(Records about charts and figures)
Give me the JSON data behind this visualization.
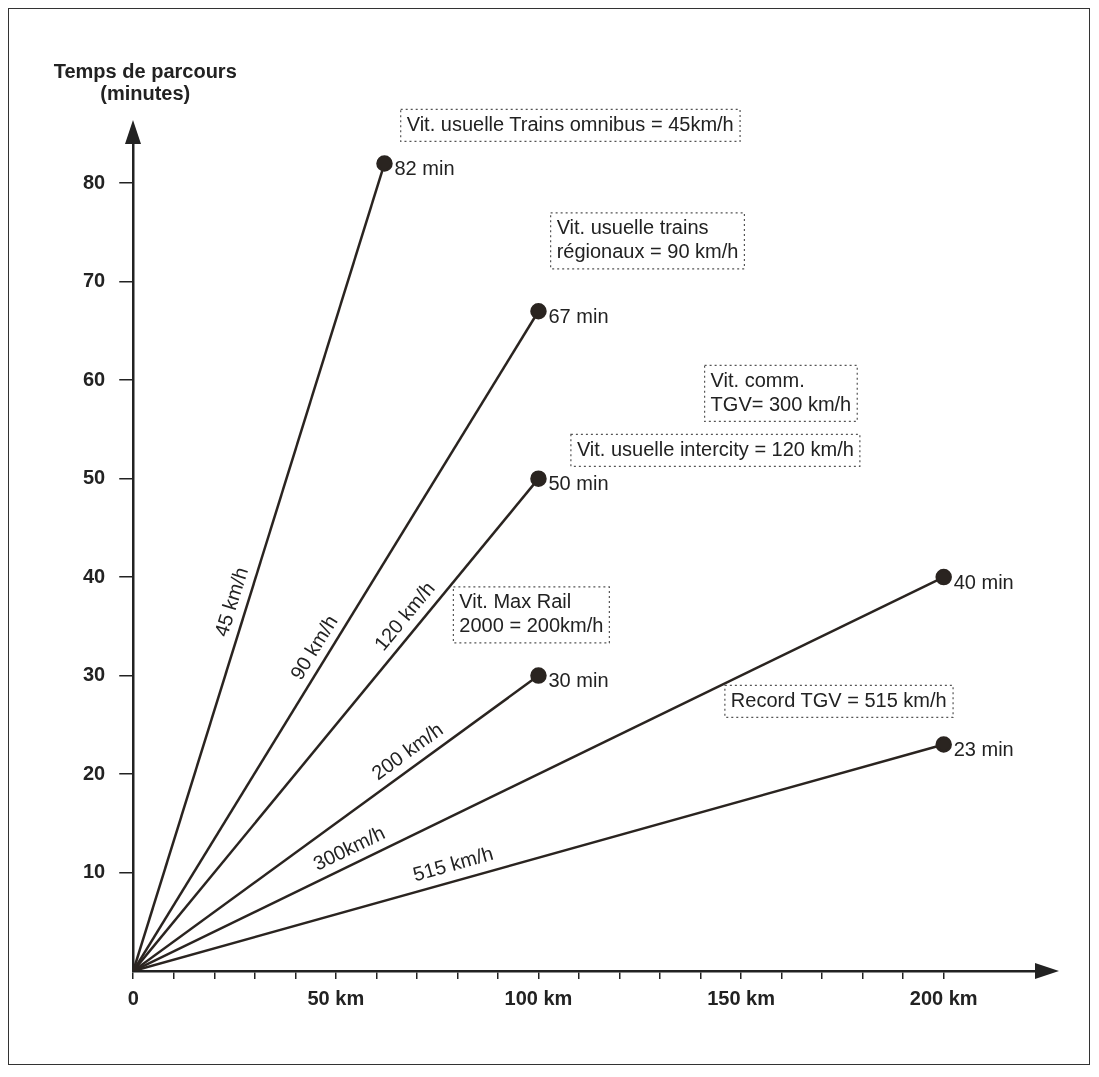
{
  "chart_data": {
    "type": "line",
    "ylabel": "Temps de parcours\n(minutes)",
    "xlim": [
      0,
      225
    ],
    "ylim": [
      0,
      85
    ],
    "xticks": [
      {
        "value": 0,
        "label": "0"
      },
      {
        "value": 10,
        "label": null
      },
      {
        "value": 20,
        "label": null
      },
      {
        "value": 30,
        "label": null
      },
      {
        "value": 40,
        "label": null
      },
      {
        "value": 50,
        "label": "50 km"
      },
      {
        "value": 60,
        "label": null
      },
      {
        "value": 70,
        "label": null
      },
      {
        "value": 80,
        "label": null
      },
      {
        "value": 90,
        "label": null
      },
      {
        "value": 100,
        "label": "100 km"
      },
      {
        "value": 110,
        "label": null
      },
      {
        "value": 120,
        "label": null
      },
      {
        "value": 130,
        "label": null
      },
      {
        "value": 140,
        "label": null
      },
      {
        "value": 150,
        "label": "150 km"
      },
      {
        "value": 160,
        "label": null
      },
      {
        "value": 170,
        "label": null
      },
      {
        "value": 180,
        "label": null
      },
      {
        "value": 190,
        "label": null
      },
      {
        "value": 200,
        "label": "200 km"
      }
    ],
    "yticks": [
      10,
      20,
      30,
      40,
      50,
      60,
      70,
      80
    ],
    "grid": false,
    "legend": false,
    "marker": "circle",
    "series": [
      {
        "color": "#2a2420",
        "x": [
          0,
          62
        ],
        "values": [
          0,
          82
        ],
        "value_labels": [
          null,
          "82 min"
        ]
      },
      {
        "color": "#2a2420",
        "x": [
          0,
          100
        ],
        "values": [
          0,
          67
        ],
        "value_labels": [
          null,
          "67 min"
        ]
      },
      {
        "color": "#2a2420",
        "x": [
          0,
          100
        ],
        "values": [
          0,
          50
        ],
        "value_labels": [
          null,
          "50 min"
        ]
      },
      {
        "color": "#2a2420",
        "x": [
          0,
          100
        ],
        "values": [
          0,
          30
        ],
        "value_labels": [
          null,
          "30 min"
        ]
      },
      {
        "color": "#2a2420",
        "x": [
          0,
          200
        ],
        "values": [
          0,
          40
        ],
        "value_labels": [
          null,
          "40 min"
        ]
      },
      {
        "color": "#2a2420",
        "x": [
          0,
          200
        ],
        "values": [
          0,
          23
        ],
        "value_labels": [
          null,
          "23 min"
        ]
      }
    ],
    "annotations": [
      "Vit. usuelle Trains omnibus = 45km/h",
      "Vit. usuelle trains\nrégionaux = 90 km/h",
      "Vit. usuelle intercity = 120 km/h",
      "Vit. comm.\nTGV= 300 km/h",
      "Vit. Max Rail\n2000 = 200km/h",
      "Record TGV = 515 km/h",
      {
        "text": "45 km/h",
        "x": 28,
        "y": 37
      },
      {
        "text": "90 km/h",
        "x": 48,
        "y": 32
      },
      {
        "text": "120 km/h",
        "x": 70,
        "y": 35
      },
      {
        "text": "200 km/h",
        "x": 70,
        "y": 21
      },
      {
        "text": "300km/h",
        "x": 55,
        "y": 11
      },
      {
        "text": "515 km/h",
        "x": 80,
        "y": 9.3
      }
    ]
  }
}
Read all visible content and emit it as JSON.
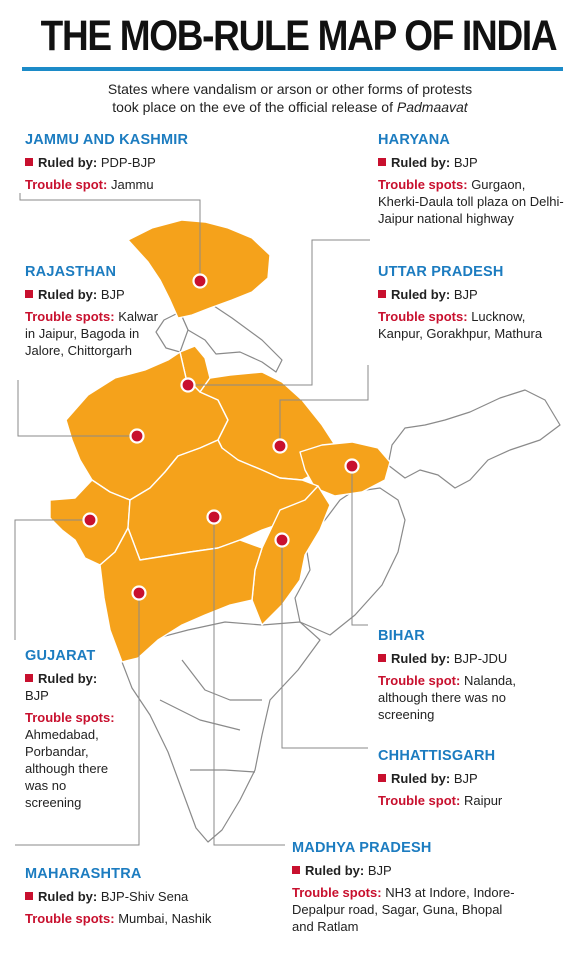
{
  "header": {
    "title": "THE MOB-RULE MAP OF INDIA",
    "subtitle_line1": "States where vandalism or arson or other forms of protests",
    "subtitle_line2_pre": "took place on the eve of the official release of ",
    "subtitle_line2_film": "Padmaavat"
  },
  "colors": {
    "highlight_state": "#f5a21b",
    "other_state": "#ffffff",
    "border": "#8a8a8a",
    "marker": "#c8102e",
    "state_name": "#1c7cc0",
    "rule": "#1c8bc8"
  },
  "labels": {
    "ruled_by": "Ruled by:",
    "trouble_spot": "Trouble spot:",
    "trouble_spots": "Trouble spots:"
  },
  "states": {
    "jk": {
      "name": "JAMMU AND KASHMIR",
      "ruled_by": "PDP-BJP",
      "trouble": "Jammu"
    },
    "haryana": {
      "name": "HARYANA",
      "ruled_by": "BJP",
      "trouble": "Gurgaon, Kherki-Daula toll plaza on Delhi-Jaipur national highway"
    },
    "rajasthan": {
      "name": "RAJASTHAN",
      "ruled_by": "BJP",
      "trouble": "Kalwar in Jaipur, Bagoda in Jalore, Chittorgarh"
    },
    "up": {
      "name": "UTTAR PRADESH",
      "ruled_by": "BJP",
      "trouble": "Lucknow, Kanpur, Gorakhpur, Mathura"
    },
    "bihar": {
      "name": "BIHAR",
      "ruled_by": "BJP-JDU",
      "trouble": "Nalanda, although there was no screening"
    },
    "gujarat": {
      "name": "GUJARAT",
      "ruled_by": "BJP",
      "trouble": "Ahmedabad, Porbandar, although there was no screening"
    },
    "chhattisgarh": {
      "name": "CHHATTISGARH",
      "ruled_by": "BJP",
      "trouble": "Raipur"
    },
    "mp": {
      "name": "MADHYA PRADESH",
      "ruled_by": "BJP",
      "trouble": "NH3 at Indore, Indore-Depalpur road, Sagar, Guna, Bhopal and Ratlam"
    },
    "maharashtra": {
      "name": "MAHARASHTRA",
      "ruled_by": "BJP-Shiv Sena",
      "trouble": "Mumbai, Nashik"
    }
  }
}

**Task objective**
Copy exactly the lines from the line containing "Read all visible content and emit it as JSON." through the last line of the records above, both included, and leave out any pictures.

**Result for this task**
Read all visible content and emit it as JSON.
{
  "header": {
    "title": "THE MOB-RULE MAP OF INDIA",
    "subtitle_line1": "States where vandalism or arson or other forms of protests",
    "subtitle_line2_pre": "took place on the eve of the official release of ",
    "subtitle_line2_film": "Padmaavat"
  },
  "colors": {
    "highlight_state": "#f5a21b",
    "other_state": "#ffffff",
    "border": "#8a8a8a",
    "marker": "#c8102e",
    "state_name": "#1c7cc0",
    "rule": "#1c8bc8"
  },
  "labels": {
    "ruled_by": "Ruled by:",
    "trouble_spot": "Trouble spot:",
    "trouble_spots": "Trouble spots:"
  },
  "states": {
    "jk": {
      "name": "JAMMU AND KASHMIR",
      "ruled_by": "PDP-BJP",
      "trouble": "Jammu"
    },
    "haryana": {
      "name": "HARYANA",
      "ruled_by": "BJP",
      "trouble": "Gurgaon, Kherki-Daula toll plaza on Delhi-Jaipur national highway"
    },
    "rajasthan": {
      "name": "RAJASTHAN",
      "ruled_by": "BJP",
      "trouble": "Kalwar in Jaipur, Bagoda in Jalore, Chittorgarh"
    },
    "up": {
      "name": "UTTAR PRADESH",
      "ruled_by": "BJP",
      "trouble": "Lucknow, Kanpur, Gorakhpur, Mathura"
    },
    "bihar": {
      "name": "BIHAR",
      "ruled_by": "BJP-JDU",
      "trouble": "Nalanda, although there was no screening"
    },
    "gujarat": {
      "name": "GUJARAT",
      "ruled_by": "BJP",
      "trouble": "Ahmedabad, Porbandar, although there was no screening"
    },
    "chhattisgarh": {
      "name": "CHHATTISGARH",
      "ruled_by": "BJP",
      "trouble": "Raipur"
    },
    "mp": {
      "name": "MADHYA PRADESH",
      "ruled_by": "BJP",
      "trouble": "NH3 at Indore, Indore-Depalpur road, Sagar, Guna, Bhopal and Ratlam"
    },
    "maharashtra": {
      "name": "MAHARASHTRA",
      "ruled_by": "BJP-Shiv Sena",
      "trouble": "Mumbai, Nashik"
    }
  }
}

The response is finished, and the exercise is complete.